((
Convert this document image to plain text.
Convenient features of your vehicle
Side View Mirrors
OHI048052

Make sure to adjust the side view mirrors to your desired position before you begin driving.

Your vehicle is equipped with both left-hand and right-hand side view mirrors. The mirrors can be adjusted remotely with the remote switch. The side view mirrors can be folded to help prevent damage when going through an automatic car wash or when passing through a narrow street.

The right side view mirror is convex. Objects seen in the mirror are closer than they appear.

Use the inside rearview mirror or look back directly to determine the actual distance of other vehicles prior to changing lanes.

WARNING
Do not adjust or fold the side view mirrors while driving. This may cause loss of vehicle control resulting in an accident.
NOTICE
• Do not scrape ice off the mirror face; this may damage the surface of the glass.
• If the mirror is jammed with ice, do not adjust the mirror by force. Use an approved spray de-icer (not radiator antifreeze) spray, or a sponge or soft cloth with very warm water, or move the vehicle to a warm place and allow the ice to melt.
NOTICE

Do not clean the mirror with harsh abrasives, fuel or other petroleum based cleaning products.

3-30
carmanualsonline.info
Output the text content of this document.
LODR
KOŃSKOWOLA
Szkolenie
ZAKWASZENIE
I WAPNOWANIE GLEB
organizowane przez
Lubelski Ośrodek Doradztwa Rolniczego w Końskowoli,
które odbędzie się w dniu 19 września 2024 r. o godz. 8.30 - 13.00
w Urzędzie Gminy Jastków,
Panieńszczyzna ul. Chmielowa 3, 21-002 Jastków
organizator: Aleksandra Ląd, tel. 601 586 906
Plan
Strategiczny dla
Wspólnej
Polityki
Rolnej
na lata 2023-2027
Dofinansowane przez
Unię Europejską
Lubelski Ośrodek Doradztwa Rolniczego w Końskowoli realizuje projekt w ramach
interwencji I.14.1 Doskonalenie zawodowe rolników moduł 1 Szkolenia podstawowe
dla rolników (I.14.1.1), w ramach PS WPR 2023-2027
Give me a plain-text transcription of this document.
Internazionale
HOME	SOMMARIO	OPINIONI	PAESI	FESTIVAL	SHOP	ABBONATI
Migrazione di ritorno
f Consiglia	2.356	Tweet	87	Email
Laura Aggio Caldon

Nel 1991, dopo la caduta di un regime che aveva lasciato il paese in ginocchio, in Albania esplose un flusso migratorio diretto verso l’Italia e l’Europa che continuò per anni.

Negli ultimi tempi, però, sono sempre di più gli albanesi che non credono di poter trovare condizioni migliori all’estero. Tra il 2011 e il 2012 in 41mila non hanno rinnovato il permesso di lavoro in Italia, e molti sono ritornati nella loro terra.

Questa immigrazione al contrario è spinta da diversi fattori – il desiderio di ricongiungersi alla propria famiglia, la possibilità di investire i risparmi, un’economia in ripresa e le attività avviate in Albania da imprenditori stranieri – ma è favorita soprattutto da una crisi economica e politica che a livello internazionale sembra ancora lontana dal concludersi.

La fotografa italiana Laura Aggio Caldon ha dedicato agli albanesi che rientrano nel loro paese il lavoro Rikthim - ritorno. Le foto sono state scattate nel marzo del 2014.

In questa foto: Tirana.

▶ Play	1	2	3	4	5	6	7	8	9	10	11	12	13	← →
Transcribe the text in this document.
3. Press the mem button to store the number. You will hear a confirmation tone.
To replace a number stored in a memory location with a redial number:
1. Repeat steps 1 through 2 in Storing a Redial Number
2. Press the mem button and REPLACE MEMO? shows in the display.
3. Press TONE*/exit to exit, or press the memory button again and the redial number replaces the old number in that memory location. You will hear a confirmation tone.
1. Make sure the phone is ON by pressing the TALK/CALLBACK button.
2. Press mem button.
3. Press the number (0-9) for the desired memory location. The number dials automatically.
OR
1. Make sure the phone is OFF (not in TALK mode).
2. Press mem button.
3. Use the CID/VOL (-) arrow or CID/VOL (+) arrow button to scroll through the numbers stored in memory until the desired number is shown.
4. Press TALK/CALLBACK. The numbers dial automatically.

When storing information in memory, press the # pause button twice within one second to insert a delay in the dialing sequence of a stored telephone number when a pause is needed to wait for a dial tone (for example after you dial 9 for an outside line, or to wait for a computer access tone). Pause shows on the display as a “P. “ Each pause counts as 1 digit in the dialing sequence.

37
))
* What you will do
Repeat all of the records above exactly as they appear.

* Task result
Convert this document image to plain text.
Convenient features of your vehicle
Side View Mirrors
OHI048052

Make sure to adjust the side view mirrors to your desired position before you begin driving.

Your vehicle is equipped with both left-hand and right-hand side view mirrors. The mirrors can be adjusted remotely with the remote switch. The side view mirrors can be folded to help prevent damage when going through an automatic car wash or when passing through a narrow street.

The right side view mirror is convex. Objects seen in the mirror are closer than they appear.

Use the inside rearview mirror or look back directly to determine the actual distance of other vehicles prior to changing lanes.

WARNING
Do not adjust or fold the side view mirrors while driving. This may cause loss of vehicle control resulting in an accident.
NOTICE
• Do not scrape ice off the mirror face; this may damage the surface of the glass.
• If the mirror is jammed with ice, do not adjust the mirror by force. Use an approved spray de-icer (not radiator antifreeze) spray, or a sponge or soft cloth with very warm water, or move the vehicle to a warm place and allow the ice to melt.
NOTICE

Do not clean the mirror with harsh abrasives, fuel or other petroleum based cleaning products.

3-30
carmanualsonline.info
Output the text content of this document.
LODR
KOŃSKOWOLA
Szkolenie
ZAKWASZENIE
I WAPNOWANIE GLEB
organizowane przez
Lubelski Ośrodek Doradztwa Rolniczego w Końskowoli,
które odbędzie się w dniu 19 września 2024 r. o godz. 8.30 - 13.00
w Urzędzie Gminy Jastków,
Panieńszczyzna ul. Chmielowa 3, 21-002 Jastków
organizator: Aleksandra Ląd, tel. 601 586 906
Plan
Strategiczny dla
Wspólnej
Polityki
Rolnej
na lata 2023-2027
Dofinansowane przez
Unię Europejską
Lubelski Ośrodek Doradztwa Rolniczego w Końskowoli realizuje projekt w ramach
interwencji I.14.1 Doskonalenie zawodowe rolników moduł 1 Szkolenia podstawowe
dla rolników (I.14.1.1), w ramach PS WPR 2023-2027
Give me a plain-text transcription of this document.
Internazionale
HOME	SOMMARIO	OPINIONI	PAESI	FESTIVAL	SHOP	ABBONATI
Migrazione di ritorno
f Consiglia	2.356	Tweet	87	Email
Laura Aggio Caldon

Nel 1991, dopo la caduta di un regime che aveva lasciato il paese in ginocchio, in Albania esplose un flusso migratorio diretto verso l’Italia e l’Europa che continuò per anni.

Negli ultimi tempi, però, sono sempre di più gli albanesi che non credono di poter trovare condizioni migliori all’estero. Tra il 2011 e il 2012 in 41mila non hanno rinnovato il permesso di lavoro in Italia, e molti sono ritornati nella loro terra.

Questa immigrazione al contrario è spinta da diversi fattori – il desiderio di ricongiungersi alla propria famiglia, la possibilità di investire i risparmi, un’economia in ripresa e le attività avviate in Albania da imprenditori stranieri – ma è favorita soprattutto da una crisi economica e politica che a livello internazionale sembra ancora lontana dal concludersi.

La fotografa italiana Laura Aggio Caldon ha dedicato agli albanesi che rientrano nel loro paese il lavoro Rikthim - ritorno. Le foto sono state scattate nel marzo del 2014.

In questa foto: Tirana.

▶ Play	1	2	3	4	5	6	7	8	9	10	11	12	13	← →
Transcribe the text in this document.
3. Press the mem button to store the number. You will hear a confirmation tone.
To replace a number stored in a memory location with a redial number:
1. Repeat steps 1 through 2 in Storing a Redial Number
2. Press the mem button and REPLACE MEMO? shows in the display.
3. Press TONE*/exit to exit, or press the memory button again and the redial number replaces the old number in that memory location. You will hear a confirmation tone.
1. Make sure the phone is ON by pressing the TALK/CALLBACK button.
2. Press mem button.
3. Press the number (0-9) for the desired memory location. The number dials automatically.
OR
1. Make sure the phone is OFF (not in TALK mode).
2. Press mem button.
3. Use the CID/VOL (-) arrow or CID/VOL (+) arrow button to scroll through the numbers stored in memory until the desired number is shown.
4. Press TALK/CALLBACK. The numbers dial automatically.

When storing information in memory, press the # pause button twice within one second to insert a delay in the dialing sequence of a stored telephone number when a pause is needed to wait for a dial tone (for example after you dial 9 for an outside line, or to wait for a computer access tone). Pause shows on the display as a “P. “ Each pause counts as 1 digit in the dialing sequence.

37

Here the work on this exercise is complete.